# Listing start

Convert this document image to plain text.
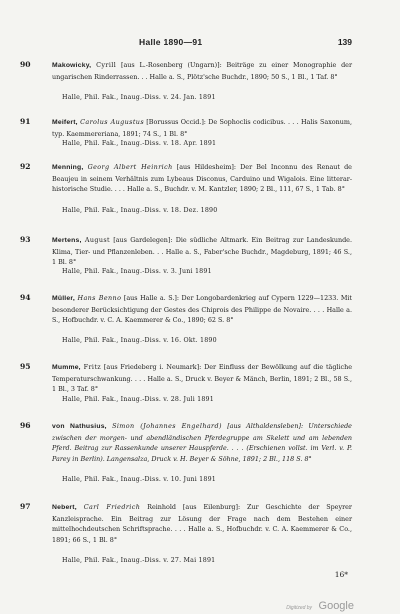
Halle 1890—91	139
90	Makowicky, Cyrill [aus L.-Rosenberg (Ungarn)]: Beiträge zu einer Monographie der ungarischen Rinderrassen. . . Halle a. S., Plötz'sche Buchdr., 1890; 50 S., 1 Bl., 1 Taf. 8°
Halle, Phil. Fak., Inaug.-Diss. v. 24. Jan. 1891
91	Meifert, Carolus Augustus [Borussus Occid.]: De Sophoclis codicibus. . . . Halis Saxonum, typ. Kaemmereriana, 1891; 74 S., 1 Bl. 8°
Halle, Phil. Fak., Inaug.-Diss. v. 18. Apr. 1891
92	Menning, Georg Albert Heinrich [aus Hildesheim]: Der Bel Inconnu des Renaut de Beaujeu in seinem Verhältnis zum Lybeaus Disconus, Carduino und Wigalois. Eine litterar-historische Studie. . . . Halle a. S., Buchdr. v. M. Kantzler, 1890; 2 Bl., 111, 67 S., 1 Tab. 8°
Halle, Phil. Fak., Inaug.-Diss. v. 18. Dez. 1890
93	Mertens, August [aus Gardelegen]: Die südliche Altmark. Ein Beitrag zur Landeskunde. Klima, Tier- und Pflanzenleben. . . Halle a. S., Faber'sche Buchdr., Magdeburg, 1891; 46 S., 1 Bl. 8°
Halle, Phil. Fak., Inaug.-Diss. v. 3. Juni 1891
94	Müller, Hans Benno [aus Halle a. S.]: Der Longobardenkrieg auf Cypern 1229—1233. Mit besonderer Berücksichtigung der Gestes des Chiprois des Philippe de Novaire. . . . Halle a. S., Hofbuchdr. v. C. A. Kaemmerer & Co., 1890; 62 S. 8°
Halle, Phil. Fak., Inaug.-Diss. v. 16. Okt. 1890
95	Mumme, Fritz [aus Friedeberg i. Neumark]: Der Einfluss der Bewölkung auf die tägliche Temperaturschwankung. . . . Halle a. S., Druck v. Beyer & Mänch, Berlin, 1891; 2 Bl., 58 S., 1 Bl., 3 Taf. 8°
Halle, Phil. Fak., Inaug.-Diss. v. 28. Juli 1891
96	von Nathusius, Simon (Johannes Engelhard) [aus Althaldensleben]: Unterschiede zwischen der morgen- und abendländischen Pferdegruppe am Skelett und am lebenden Pferd. Beitrag zur Rassenkunde unserer Hauspferde. . . . (Erschienen vollst. im Verl. v. P. Parey in Berlin). Langensalza, Druck v. H. Beyer & Söhne, 1891; 2 Bl., 118 S. 8°
Halle, Phil. Fak., Inaug.-Diss. v. 10. Juni 1891
97	Nebert, Carl Friedrich Reinhold [aus Eilenburg]: Zur Geschichte der Speyrer Kanzleisprache. Ein Beitrag zur Lösung der Frage nach dem Bestehen einer mittelhochdeutschen Schriftsprache. . . . Halle a. S., Hofbuchdr. v. C. A. Kaemmerer & Co., 1891; 66 S., 1 Bl. 8°
Halle, Phil. Fak., Inaug.-Diss. v. 27. Mai 1891
16*
Digitized by Google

# Listing end

▸ **Brief**:
Working from the lines above, reproduce the material exactly and exclude its pictures.

▸ **Expected output**:
Convert this document image to plain text.
Halle 1890—91	139
90	Makowicky, Cyrill [aus L.-Rosenberg (Ungarn)]: Beiträge zu einer Monographie der ungarischen Rinderrassen. . . Halle a. S., Plötz'sche Buchdr., 1890; 50 S., 1 Bl., 1 Taf. 8°
Halle, Phil. Fak., Inaug.-Diss. v. 24. Jan. 1891
91	Meifert, Carolus Augustus [Borussus Occid.]: De Sophoclis codicibus. . . . Halis Saxonum, typ. Kaemmereriana, 1891; 74 S., 1 Bl. 8°
Halle, Phil. Fak., Inaug.-Diss. v. 18. Apr. 1891
92	Menning, Georg Albert Heinrich [aus Hildesheim]: Der Bel Inconnu des Renaut de Beaujeu in seinem Verhältnis zum Lybeaus Disconus, Carduino und Wigalois. Eine litterar-historische Studie. . . . Halle a. S., Buchdr. v. M. Kantzler, 1890; 2 Bl., 111, 67 S., 1 Tab. 8°
Halle, Phil. Fak., Inaug.-Diss. v. 18. Dez. 1890
93	Mertens, August [aus Gardelegen]: Die südliche Altmark. Ein Beitrag zur Landeskunde. Klima, Tier- und Pflanzenleben. . . Halle a. S., Faber'sche Buchdr., Magdeburg, 1891; 46 S., 1 Bl. 8°
Halle, Phil. Fak., Inaug.-Diss. v. 3. Juni 1891
94	Müller, Hans Benno [aus Halle a. S.]: Der Longobardenkrieg auf Cypern 1229—1233. Mit besonderer Berücksichtigung der Gestes des Chiprois des Philippe de Novaire. . . . Halle a. S., Hofbuchdr. v. C. A. Kaemmerer & Co., 1890; 62 S. 8°
Halle, Phil. Fak., Inaug.-Diss. v. 16. Okt. 1890
95	Mumme, Fritz [aus Friedeberg i. Neumark]: Der Einfluss der Bewölkung auf die tägliche Temperaturschwankung. . . . Halle a. S., Druck v. Beyer & Mänch, Berlin, 1891; 2 Bl., 58 S., 1 Bl., 3 Taf. 8°
Halle, Phil. Fak., Inaug.-Diss. v. 28. Juli 1891
96	von Nathusius, Simon (Johannes Engelhard) [aus Althaldensleben]: Unterschiede zwischen der morgen- und abendländischen Pferdegruppe am Skelett und am lebenden Pferd. Beitrag zur Rassenkunde unserer Hauspferde. . . . (Erschienen vollst. im Verl. v. P. Parey in Berlin). Langensalza, Druck v. H. Beyer & Söhne, 1891; 2 Bl., 118 S. 8°
Halle, Phil. Fak., Inaug.-Diss. v. 10. Juni 1891
97	Nebert, Carl Friedrich Reinhold [aus Eilenburg]: Zur Geschichte der Speyrer Kanzleisprache. Ein Beitrag zur Lösung der Frage nach dem Bestehen einer mittelhochdeutschen Schriftsprache. . . . Halle a. S., Hofbuchdr. v. C. A. Kaemmerer & Co., 1891; 66 S., 1 Bl. 8°
Halle, Phil. Fak., Inaug.-Diss. v. 27. Mai 1891
16*
Digitized by Google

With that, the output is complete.